#### Exercise requirements:
Repeat every record below exactly, omitting any pictures.

· · · · ·

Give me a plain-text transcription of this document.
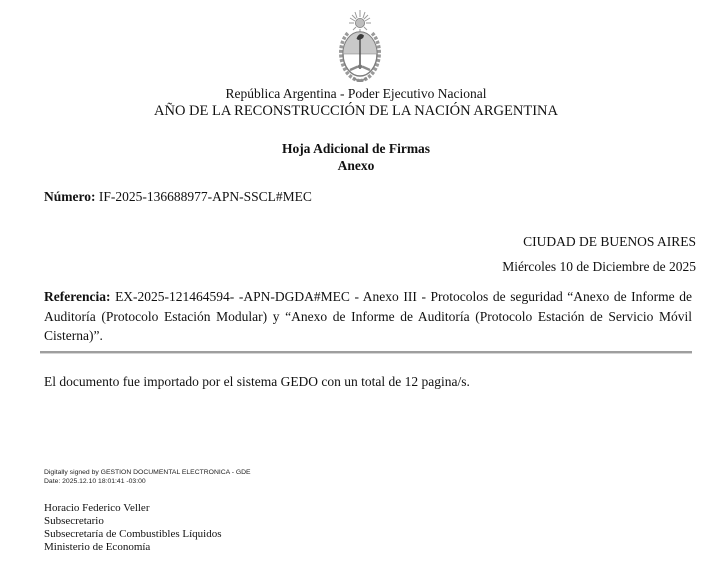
República Argentina - Poder Ejecutivo Nacional
AÑO DE LA RECONSTRUCCIÓN DE LA NACIÓN ARGENTINA
Hoja Adicional de Firmas
Anexo
Número: IF-2025-136688977-APN-SSCL#MEC
CIUDAD DE BUENOS AIRES
Miércoles 10 de Diciembre de 2025
Referencia: EX-2025-121464594- -APN-DGDA#MEC - Anexo III - Protocolos de seguridad “Anexo de Informe de Auditoría (Protocolo Estación Modular) y “Anexo de Informe de Auditoría (Protocolo Estación de Servicio Móvil Cisterna)”.
El documento fue importado por el sistema GEDO con un total de 12 pagina/s.
Digitally signed by GESTION DOCUMENTAL ELECTRONICA - GDE
Date: 2025.12.10 18:01:41 -03:00
Horacio Federico Veller
Subsecretario
Subsecretaría de Combustibles Líquidos
Ministerio de Economía
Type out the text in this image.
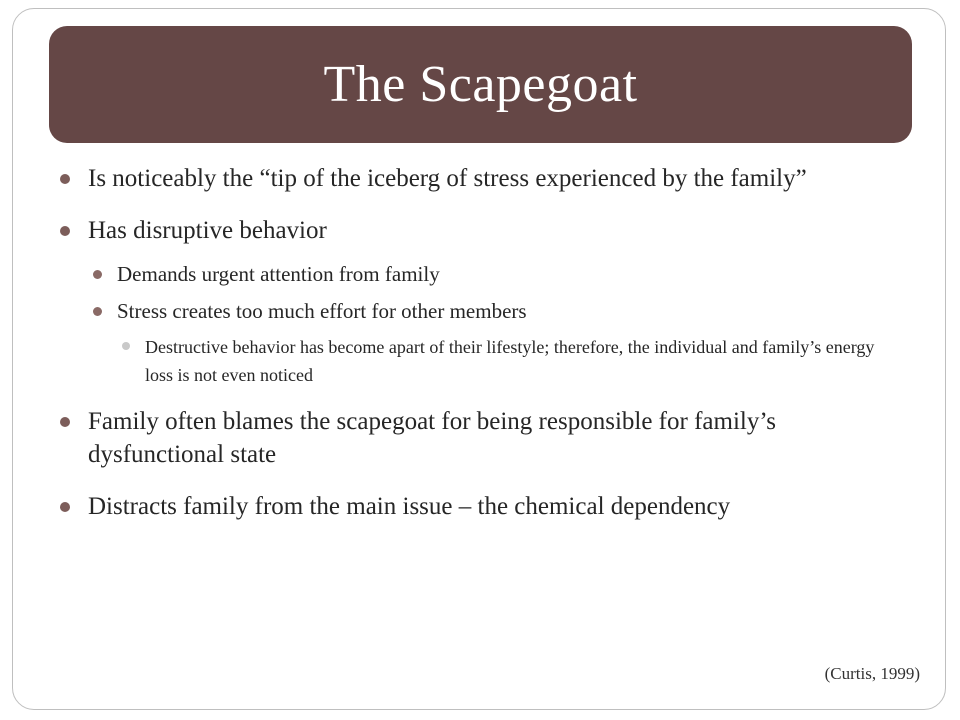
The Scapegoat
Is noticeably the “tip of the iceberg of stress experienced by the family”
Has disruptive behavior
Demands urgent attention from family
Stress creates too much effort for other members
Destructive behavior has become apart of their lifestyle; therefore, the individual and family’s energy loss is not even noticed
Family often blames the scapegoat for being responsible for family’s dysfunctional state
Distracts family from the main issue – the chemical dependency
(Curtis, 1999)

· · · · ·

#### Exercise solution:
Give me a plain-text transcription of this document.
República Argentina - Poder Ejecutivo Nacional
AÑO DE LA RECONSTRUCCIÓN DE LA NACIÓN ARGENTINA
Hoja Adicional de Firmas
Anexo
Número: IF-2025-136688977-APN-SSCL#MEC
CIUDAD DE BUENOS AIRES
Miércoles 10 de Diciembre de 2025
Referencia: EX-2025-121464594- -APN-DGDA#MEC - Anexo III - Protocolos de seguridad “Anexo de Informe de Auditoría (Protocolo Estación Modular) y “Anexo de Informe de Auditoría (Protocolo Estación de Servicio Móvil Cisterna)”.
El documento fue importado por el sistema GEDO con un total de 12 pagina/s.
Digitally signed by GESTION DOCUMENTAL ELECTRONICA - GDE
Date: 2025.12.10 18:01:41 -03:00
Horacio Federico Veller
Subsecretario
Subsecretaría de Combustibles Líquidos
Ministerio de Economía
Type out the text in this image.
The Scapegoat
Is noticeably the “tip of the iceberg of stress experienced by the family”
Has disruptive behavior
Demands urgent attention from family
Stress creates too much effort for other members
Destructive behavior has become apart of their lifestyle; therefore, the individual and family’s energy loss is not even noticed
Family often blames the scapegoat for being responsible for family’s dysfunctional state
Distracts family from the main issue – the chemical dependency
(Curtis, 1999)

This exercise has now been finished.